◆ INSTRUCTIONS FOR THE TASK ◆
Your task is to print all of the data word for word.

□ □ □ □ □ □ □

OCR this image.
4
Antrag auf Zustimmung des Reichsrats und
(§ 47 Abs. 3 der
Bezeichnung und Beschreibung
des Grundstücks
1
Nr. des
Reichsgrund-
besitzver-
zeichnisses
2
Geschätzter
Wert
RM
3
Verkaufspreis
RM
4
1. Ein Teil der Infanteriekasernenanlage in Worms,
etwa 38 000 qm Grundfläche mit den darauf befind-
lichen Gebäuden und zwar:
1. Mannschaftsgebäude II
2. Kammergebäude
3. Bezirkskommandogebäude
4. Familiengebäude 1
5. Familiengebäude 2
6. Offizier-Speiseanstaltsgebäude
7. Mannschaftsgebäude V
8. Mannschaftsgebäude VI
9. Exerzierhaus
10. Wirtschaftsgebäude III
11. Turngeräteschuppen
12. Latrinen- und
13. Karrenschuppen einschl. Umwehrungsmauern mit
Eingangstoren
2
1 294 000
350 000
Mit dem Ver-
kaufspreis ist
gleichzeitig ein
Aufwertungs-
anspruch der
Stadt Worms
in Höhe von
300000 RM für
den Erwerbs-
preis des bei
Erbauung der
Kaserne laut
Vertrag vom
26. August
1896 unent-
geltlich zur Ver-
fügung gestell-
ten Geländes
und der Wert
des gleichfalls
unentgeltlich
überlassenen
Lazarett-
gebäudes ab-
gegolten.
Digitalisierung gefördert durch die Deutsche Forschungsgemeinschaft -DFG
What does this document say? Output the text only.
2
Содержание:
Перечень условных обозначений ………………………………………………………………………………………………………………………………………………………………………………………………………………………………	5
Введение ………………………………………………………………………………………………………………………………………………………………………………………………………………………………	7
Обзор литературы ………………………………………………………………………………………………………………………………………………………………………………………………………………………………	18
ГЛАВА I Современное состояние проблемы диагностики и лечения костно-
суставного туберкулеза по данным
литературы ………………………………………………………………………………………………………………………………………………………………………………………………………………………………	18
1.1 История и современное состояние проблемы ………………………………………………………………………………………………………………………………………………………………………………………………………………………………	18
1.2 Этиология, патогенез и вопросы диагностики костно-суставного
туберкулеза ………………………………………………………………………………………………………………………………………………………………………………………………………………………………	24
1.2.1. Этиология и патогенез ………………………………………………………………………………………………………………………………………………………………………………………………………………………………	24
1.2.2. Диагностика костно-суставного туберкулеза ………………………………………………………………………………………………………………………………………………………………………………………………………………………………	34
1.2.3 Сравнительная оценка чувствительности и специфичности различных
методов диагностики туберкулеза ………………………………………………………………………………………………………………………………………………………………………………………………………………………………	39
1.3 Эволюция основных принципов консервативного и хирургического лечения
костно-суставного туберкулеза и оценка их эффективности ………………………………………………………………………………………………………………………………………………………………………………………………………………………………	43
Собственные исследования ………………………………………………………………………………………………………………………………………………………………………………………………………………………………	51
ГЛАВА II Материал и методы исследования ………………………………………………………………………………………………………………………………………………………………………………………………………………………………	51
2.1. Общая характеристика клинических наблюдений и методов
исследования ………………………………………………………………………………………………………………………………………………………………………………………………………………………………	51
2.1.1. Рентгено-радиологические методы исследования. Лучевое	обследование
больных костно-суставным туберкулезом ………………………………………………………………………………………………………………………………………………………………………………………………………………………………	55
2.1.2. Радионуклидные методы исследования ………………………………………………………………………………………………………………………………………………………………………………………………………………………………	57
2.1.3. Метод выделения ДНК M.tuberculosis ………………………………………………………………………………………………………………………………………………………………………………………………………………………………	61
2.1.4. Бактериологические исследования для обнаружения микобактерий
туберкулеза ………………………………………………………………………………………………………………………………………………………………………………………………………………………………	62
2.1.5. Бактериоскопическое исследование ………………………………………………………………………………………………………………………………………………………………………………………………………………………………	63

□ □ □ □ □ □ □

◆ ANSWER FOR THIS EXERCISE ◆
OCR this image.
4
Antrag auf Zustimmung des Reichsrats und
(§ 47 Abs. 3 der
Bezeichnung und Beschreibung
des Grundstücks
1
Nr. des
Reichsgrund-
besitzver-
zeichnisses
2
Geschätzter
Wert
RM
3
Verkaufspreis
RM
4
1. Ein Teil der Infanteriekasernenanlage in Worms,
etwa 38 000 qm Grundfläche mit den darauf befind-
lichen Gebäuden und zwar:
1. Mannschaftsgebäude II
2. Kammergebäude
3. Bezirkskommandogebäude
4. Familiengebäude 1
5. Familiengebäude 2
6. Offizier-Speiseanstaltsgebäude
7. Mannschaftsgebäude V
8. Mannschaftsgebäude VI
9. Exerzierhaus
10. Wirtschaftsgebäude III
11. Turngeräteschuppen
12. Latrinen- und
13. Karrenschuppen einschl. Umwehrungsmauern mit
Eingangstoren
2
1 294 000
350 000
Mit dem Ver-
kaufspreis ist
gleichzeitig ein
Aufwertungs-
anspruch der
Stadt Worms
in Höhe von
300000 RM für
den Erwerbs-
preis des bei
Erbauung der
Kaserne laut
Vertrag vom
26. August
1896 unent-
geltlich zur Ver-
fügung gestell-
ten Geländes
und der Wert
des gleichfalls
unentgeltlich
überlassenen
Lazarett-
gebäudes ab-
gegolten.
Digitalisierung gefördert durch die Deutsche Forschungsgemeinschaft -DFG
What does this document say? Output the text only.
2
Содержание:
Перечень условных обозначений ………………………………………………………………………………………………………………………………………………………………………………………………………………………………	5
Введение ………………………………………………………………………………………………………………………………………………………………………………………………………………………………	7
Обзор литературы ………………………………………………………………………………………………………………………………………………………………………………………………………………………………	18
ГЛАВА I Современное состояние проблемы диагностики и лечения костно-
суставного туберкулеза по данным
литературы ………………………………………………………………………………………………………………………………………………………………………………………………………………………………	18
1.1 История и современное состояние проблемы ………………………………………………………………………………………………………………………………………………………………………………………………………………………………	18
1.2 Этиология, патогенез и вопросы диагностики костно-суставного
туберкулеза ………………………………………………………………………………………………………………………………………………………………………………………………………………………………	24
1.2.1. Этиология и патогенез ………………………………………………………………………………………………………………………………………………………………………………………………………………………………	24
1.2.2. Диагностика костно-суставного туберкулеза ………………………………………………………………………………………………………………………………………………………………………………………………………………………………	34
1.2.3 Сравнительная оценка чувствительности и специфичности различных
методов диагностики туберкулеза ………………………………………………………………………………………………………………………………………………………………………………………………………………………………	39
1.3 Эволюция основных принципов консервативного и хирургического лечения
костно-суставного туберкулеза и оценка их эффективности ………………………………………………………………………………………………………………………………………………………………………………………………………………………………	43
Собственные исследования ………………………………………………………………………………………………………………………………………………………………………………………………………………………………	51
ГЛАВА II Материал и методы исследования ………………………………………………………………………………………………………………………………………………………………………………………………………………………………	51
2.1. Общая характеристика клинических наблюдений и методов
исследования ………………………………………………………………………………………………………………………………………………………………………………………………………………………………	51
2.1.1. Рентгено-радиологические методы исследования. Лучевое	обследование
больных костно-суставным туберкулезом ………………………………………………………………………………………………………………………………………………………………………………………………………………………………	55
2.1.2. Радионуклидные методы исследования ………………………………………………………………………………………………………………………………………………………………………………………………………………………………	57
2.1.3. Метод выделения ДНК M.tuberculosis ………………………………………………………………………………………………………………………………………………………………………………………………………………………………	61
2.1.4. Бактериологические исследования для обнаружения микобактерий
туберкулеза ………………………………………………………………………………………………………………………………………………………………………………………………………………………………	62
2.1.5. Бактериоскопическое исследование ………………………………………………………………………………………………………………………………………………………………………………………………………………………………	63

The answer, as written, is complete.